DIRECTIONS FOR THIS TASK: Please print the full listing exactly.

★ ★ ★ ★ ★ ★ ★

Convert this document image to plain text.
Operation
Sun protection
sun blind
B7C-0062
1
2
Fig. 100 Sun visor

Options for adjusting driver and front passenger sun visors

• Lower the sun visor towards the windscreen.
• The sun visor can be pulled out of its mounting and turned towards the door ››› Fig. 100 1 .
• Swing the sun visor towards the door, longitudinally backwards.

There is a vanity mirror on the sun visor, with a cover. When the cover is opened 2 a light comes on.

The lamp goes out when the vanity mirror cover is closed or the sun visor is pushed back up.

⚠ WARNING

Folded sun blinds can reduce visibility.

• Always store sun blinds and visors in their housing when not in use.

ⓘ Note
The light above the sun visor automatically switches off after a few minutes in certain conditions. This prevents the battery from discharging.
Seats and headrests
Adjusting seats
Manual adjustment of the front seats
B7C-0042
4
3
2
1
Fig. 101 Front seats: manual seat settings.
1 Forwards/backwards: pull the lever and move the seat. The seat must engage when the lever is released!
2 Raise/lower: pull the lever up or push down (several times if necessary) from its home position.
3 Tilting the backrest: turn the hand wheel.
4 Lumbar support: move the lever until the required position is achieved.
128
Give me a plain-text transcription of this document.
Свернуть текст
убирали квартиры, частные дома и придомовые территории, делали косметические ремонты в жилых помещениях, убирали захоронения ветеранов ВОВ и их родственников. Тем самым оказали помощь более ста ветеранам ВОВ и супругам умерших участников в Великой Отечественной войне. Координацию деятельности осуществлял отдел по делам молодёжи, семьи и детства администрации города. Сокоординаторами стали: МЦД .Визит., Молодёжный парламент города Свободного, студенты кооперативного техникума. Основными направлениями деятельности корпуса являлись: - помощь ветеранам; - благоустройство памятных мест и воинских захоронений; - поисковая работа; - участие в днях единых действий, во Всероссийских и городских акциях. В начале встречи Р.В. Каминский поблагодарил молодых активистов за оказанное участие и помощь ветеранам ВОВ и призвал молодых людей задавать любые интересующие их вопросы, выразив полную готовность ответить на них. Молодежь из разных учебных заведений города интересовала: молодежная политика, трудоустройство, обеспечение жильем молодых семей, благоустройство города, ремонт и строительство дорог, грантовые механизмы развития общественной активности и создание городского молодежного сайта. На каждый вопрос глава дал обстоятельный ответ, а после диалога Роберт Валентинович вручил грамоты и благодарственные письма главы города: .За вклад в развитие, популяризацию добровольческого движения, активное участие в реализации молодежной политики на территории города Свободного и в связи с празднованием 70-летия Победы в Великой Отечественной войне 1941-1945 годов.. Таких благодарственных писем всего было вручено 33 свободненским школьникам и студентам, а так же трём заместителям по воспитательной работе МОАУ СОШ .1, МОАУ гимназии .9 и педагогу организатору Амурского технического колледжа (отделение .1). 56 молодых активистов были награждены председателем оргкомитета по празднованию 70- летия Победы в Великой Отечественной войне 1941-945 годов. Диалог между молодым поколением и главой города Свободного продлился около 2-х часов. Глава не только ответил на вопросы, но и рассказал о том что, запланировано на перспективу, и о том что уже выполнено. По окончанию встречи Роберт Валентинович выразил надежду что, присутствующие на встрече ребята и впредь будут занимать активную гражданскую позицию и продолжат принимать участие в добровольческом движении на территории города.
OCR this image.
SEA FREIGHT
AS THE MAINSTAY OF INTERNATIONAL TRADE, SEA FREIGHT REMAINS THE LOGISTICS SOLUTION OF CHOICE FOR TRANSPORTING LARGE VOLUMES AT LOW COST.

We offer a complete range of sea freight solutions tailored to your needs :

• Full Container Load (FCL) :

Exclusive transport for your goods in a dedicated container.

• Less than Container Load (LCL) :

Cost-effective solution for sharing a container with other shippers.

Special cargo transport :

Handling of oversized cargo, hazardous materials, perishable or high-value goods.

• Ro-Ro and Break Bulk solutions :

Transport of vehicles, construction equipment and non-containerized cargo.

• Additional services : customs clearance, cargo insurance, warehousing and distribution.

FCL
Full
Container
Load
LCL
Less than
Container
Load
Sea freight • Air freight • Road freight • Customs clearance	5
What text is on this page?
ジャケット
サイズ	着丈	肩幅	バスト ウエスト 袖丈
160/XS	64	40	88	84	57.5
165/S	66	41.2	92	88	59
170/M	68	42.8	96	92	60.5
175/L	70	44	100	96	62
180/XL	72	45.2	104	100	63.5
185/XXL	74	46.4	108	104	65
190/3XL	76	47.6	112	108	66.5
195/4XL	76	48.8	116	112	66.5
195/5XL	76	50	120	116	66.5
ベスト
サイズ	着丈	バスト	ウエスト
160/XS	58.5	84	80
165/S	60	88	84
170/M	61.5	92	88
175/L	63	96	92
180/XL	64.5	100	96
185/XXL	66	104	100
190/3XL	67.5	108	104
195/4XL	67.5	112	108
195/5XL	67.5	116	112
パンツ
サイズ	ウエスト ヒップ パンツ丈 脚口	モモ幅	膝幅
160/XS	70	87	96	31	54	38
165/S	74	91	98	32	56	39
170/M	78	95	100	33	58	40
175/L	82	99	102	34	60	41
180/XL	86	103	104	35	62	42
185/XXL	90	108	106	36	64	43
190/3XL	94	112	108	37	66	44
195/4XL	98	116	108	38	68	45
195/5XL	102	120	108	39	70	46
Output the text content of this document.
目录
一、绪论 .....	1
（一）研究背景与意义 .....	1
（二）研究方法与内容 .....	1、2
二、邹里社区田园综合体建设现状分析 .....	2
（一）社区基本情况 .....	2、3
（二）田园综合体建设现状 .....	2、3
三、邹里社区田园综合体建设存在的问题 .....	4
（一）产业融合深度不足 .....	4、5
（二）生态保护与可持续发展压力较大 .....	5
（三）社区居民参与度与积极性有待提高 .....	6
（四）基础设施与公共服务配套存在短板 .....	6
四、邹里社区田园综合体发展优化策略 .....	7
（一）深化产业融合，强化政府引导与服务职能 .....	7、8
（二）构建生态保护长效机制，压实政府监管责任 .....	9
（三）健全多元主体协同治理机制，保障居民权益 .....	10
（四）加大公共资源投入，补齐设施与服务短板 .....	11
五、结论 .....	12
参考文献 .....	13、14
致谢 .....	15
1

★ ★ ★ ★ ★ ★ ★

TASK RESULT:
Convert this document image to plain text.
Operation
Sun protection
sun blind
B7C-0062
1
2
Fig. 100 Sun visor

Options for adjusting driver and front passenger sun visors

• Lower the sun visor towards the windscreen.
• The sun visor can be pulled out of its mounting and turned towards the door ››› Fig. 100 1 .
• Swing the sun visor towards the door, longitudinally backwards.

There is a vanity mirror on the sun visor, with a cover. When the cover is opened 2 a light comes on.

The lamp goes out when the vanity mirror cover is closed or the sun visor is pushed back up.

⚠ WARNING

Folded sun blinds can reduce visibility.

• Always store sun blinds and visors in their housing when not in use.

ⓘ Note
The light above the sun visor automatically switches off after a few minutes in certain conditions. This prevents the battery from discharging.
Seats and headrests
Adjusting seats
Manual adjustment of the front seats
B7C-0042
4
3
2
1
Fig. 101 Front seats: manual seat settings.
1 Forwards/backwards: pull the lever and move the seat. The seat must engage when the lever is released!
2 Raise/lower: pull the lever up or push down (several times if necessary) from its home position.
3 Tilting the backrest: turn the hand wheel.
4 Lumbar support: move the lever until the required position is achieved.
128
Give me a plain-text transcription of this document.
Свернуть текст
убирали квартиры, частные дома и придомовые территории, делали косметические ремонты в жилых помещениях, убирали захоронения ветеранов ВОВ и их родственников. Тем самым оказали помощь более ста ветеранам ВОВ и супругам умерших участников в Великой Отечественной войне. Координацию деятельности осуществлял отдел по делам молодёжи, семьи и детства администрации города. Сокоординаторами стали: МЦД .Визит., Молодёжный парламент города Свободного, студенты кооперативного техникума. Основными направлениями деятельности корпуса являлись: - помощь ветеранам; - благоустройство памятных мест и воинских захоронений; - поисковая работа; - участие в днях единых действий, во Всероссийских и городских акциях. В начале встречи Р.В. Каминский поблагодарил молодых активистов за оказанное участие и помощь ветеранам ВОВ и призвал молодых людей задавать любые интересующие их вопросы, выразив полную готовность ответить на них. Молодежь из разных учебных заведений города интересовала: молодежная политика, трудоустройство, обеспечение жильем молодых семей, благоустройство города, ремонт и строительство дорог, грантовые механизмы развития общественной активности и создание городского молодежного сайта. На каждый вопрос глава дал обстоятельный ответ, а после диалога Роберт Валентинович вручил грамоты и благодарственные письма главы города: .За вклад в развитие, популяризацию добровольческого движения, активное участие в реализации молодежной политики на территории города Свободного и в связи с празднованием 70-летия Победы в Великой Отечественной войне 1941-1945 годов.. Таких благодарственных писем всего было вручено 33 свободненским школьникам и студентам, а так же трём заместителям по воспитательной работе МОАУ СОШ .1, МОАУ гимназии .9 и педагогу организатору Амурского технического колледжа (отделение .1). 56 молодых активистов были награждены председателем оргкомитета по празднованию 70- летия Победы в Великой Отечественной войне 1941-945 годов. Диалог между молодым поколением и главой города Свободного продлился около 2-х часов. Глава не только ответил на вопросы, но и рассказал о том что, запланировано на перспективу, и о том что уже выполнено. По окончанию встречи Роберт Валентинович выразил надежду что, присутствующие на встрече ребята и впредь будут занимать активную гражданскую позицию и продолжат принимать участие в добровольческом движении на территории города.
OCR this image.
SEA FREIGHT
AS THE MAINSTAY OF INTERNATIONAL TRADE, SEA FREIGHT REMAINS THE LOGISTICS SOLUTION OF CHOICE FOR TRANSPORTING LARGE VOLUMES AT LOW COST.

We offer a complete range of sea freight solutions tailored to your needs :

• Full Container Load (FCL) :

Exclusive transport for your goods in a dedicated container.

• Less than Container Load (LCL) :

Cost-effective solution for sharing a container with other shippers.

Special cargo transport :

Handling of oversized cargo, hazardous materials, perishable or high-value goods.

• Ro-Ro and Break Bulk solutions :

Transport of vehicles, construction equipment and non-containerized cargo.

• Additional services : customs clearance, cargo insurance, warehousing and distribution.

FCL
Full
Container
Load
LCL
Less than
Container
Load
Sea freight • Air freight • Road freight • Customs clearance	5
What text is on this page?
ジャケット
サイズ	着丈	肩幅	バスト ウエスト 袖丈
160/XS	64	40	88	84	57.5
165/S	66	41.2	92	88	59
170/M	68	42.8	96	92	60.5
175/L	70	44	100	96	62
180/XL	72	45.2	104	100	63.5
185/XXL	74	46.4	108	104	65
190/3XL	76	47.6	112	108	66.5
195/4XL	76	48.8	116	112	66.5
195/5XL	76	50	120	116	66.5
ベスト
サイズ	着丈	バスト	ウエスト
160/XS	58.5	84	80
165/S	60	88	84
170/M	61.5	92	88
175/L	63	96	92
180/XL	64.5	100	96
185/XXL	66	104	100
190/3XL	67.5	108	104
195/4XL	67.5	112	108
195/5XL	67.5	116	112
パンツ
サイズ	ウエスト ヒップ パンツ丈 脚口	モモ幅	膝幅
160/XS	70	87	96	31	54	38
165/S	74	91	98	32	56	39
170/M	78	95	100	33	58	40
175/L	82	99	102	34	60	41
180/XL	86	103	104	35	62	42
185/XXL	90	108	106	36	64	43
190/3XL	94	112	108	37	66	44
195/4XL	98	116	108	38	68	45
195/5XL	102	120	108	39	70	46
Output the text content of this document.
目录
一、绪论 .....	1
（一）研究背景与意义 .....	1
（二）研究方法与内容 .....	1、2
二、邹里社区田园综合体建设现状分析 .....	2
（一）社区基本情况 .....	2、3
（二）田园综合体建设现状 .....	2、3
三、邹里社区田园综合体建设存在的问题 .....	4
（一）产业融合深度不足 .....	4、5
（二）生态保护与可持续发展压力较大 .....	5
（三）社区居民参与度与积极性有待提高 .....	6
（四）基础设施与公共服务配套存在短板 .....	6
四、邹里社区田园综合体发展优化策略 .....	7
（一）深化产业融合，强化政府引导与服务职能 .....	7、8
（二）构建生态保护长效机制，压实政府监管责任 .....	9
（三）健全多元主体协同治理机制，保障居民权益 .....	10
（四）加大公共资源投入，补齐设施与服务短板 .....	11
五、结论 .....	12
参考文献 .....	13、14
致谢 .....	15
1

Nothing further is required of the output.